EXERCISE BRIEF: Reproduce the forum post on a possible nvcc register usage bug, which follows, word for word from "I have a CUDA" to "or old hat.".

DOCUMENT PASSAGE:
════════════════════
Possible nvcc register usage bug

I have a CUDA problem that appears to be a compiler bug. It’s a fair amount of work to isolate the problem further, so I thought that I’d describe it and see if this is brand new or old hat.

I have a kernel (trilinearRunBy4) that attempts to do trilinear interpolation on an RGB pixel expressed as 3 bytes. The inner step is easy enough, and converts the RGB pixel into a CMYK value with a float4 representation, using two 2D texture lookups and interpolating the result (I wish that we had 3D lookups).

I fetch 4 bytes at a time from each of 3 separations and store 4 bytes at a time to 4 separations. This is MUCH better than a single byte at a time because I get to coalesce the global memory accesses. But it also leads to the problem.
════════════════════
DATA EXTRACT:
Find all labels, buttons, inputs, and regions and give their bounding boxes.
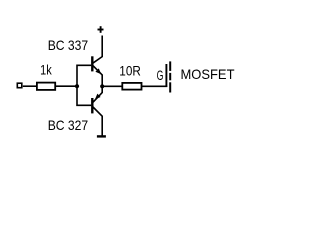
wire R1 to base node — [56, 85, 78, 87]
node base junction — [75, 84, 79, 88]
wire R2 to gate — [142, 85, 167, 87]
wire output to R2 — [102, 85, 121, 87]
svg-text:BC 337: BC 337 — [48, 37, 89, 53]
svg-text:BC 327: BC 327 — [48, 117, 89, 133]
svg-text:10R: 10R — [119, 62, 141, 78]
svg-text:MOSFET: MOSFET — [181, 66, 235, 82]
input terminal — [17, 83, 22, 88]
MOSFET channel segment 3 — [169, 82, 171, 92]
resistor R1 1k — [37, 83, 55, 90]
Q1 emitter arrow — [95, 68, 101, 74]
resistor R2 10R — [122, 83, 141, 90]
transistor Q1 BC337 bar — [91, 56, 93, 71]
ground — [97, 135, 106, 137]
Q2 emitter wire — [93, 93, 102, 103]
MOSFET channel segment 2 — [169, 73, 171, 80]
Q1 emitter wire — [93, 66, 102, 75]
svg-text:G: G — [157, 68, 164, 83]
svg-text:1k: 1k — [40, 63, 52, 78]
node output junction — [100, 84, 104, 88]
transistor Q2 BC327 bar — [91, 98, 93, 113]
Q2 emitter arrow — [95, 94, 101, 100]
Q2 collector wire to ground — [93, 107, 102, 136]
wire input to R1 — [23, 85, 37, 87]
+ supply symbol — [98, 29, 104, 31]
MOSFET channel segment 1 — [169, 61, 171, 71]
Q1 collector wire to + — [93, 36, 102, 64]
MOSFET gate plate — [165, 64, 167, 87]
wire emitters vertical — [101, 75, 103, 94]
base rail wire — [77, 65, 91, 105]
════════════════════
THE RESULT:
I have a CUDA problem that appears to be a compiler bug. It’s a fair amount of work to isolate the problem further, so I thought that I’d describe it and see if this is brand new or old hat.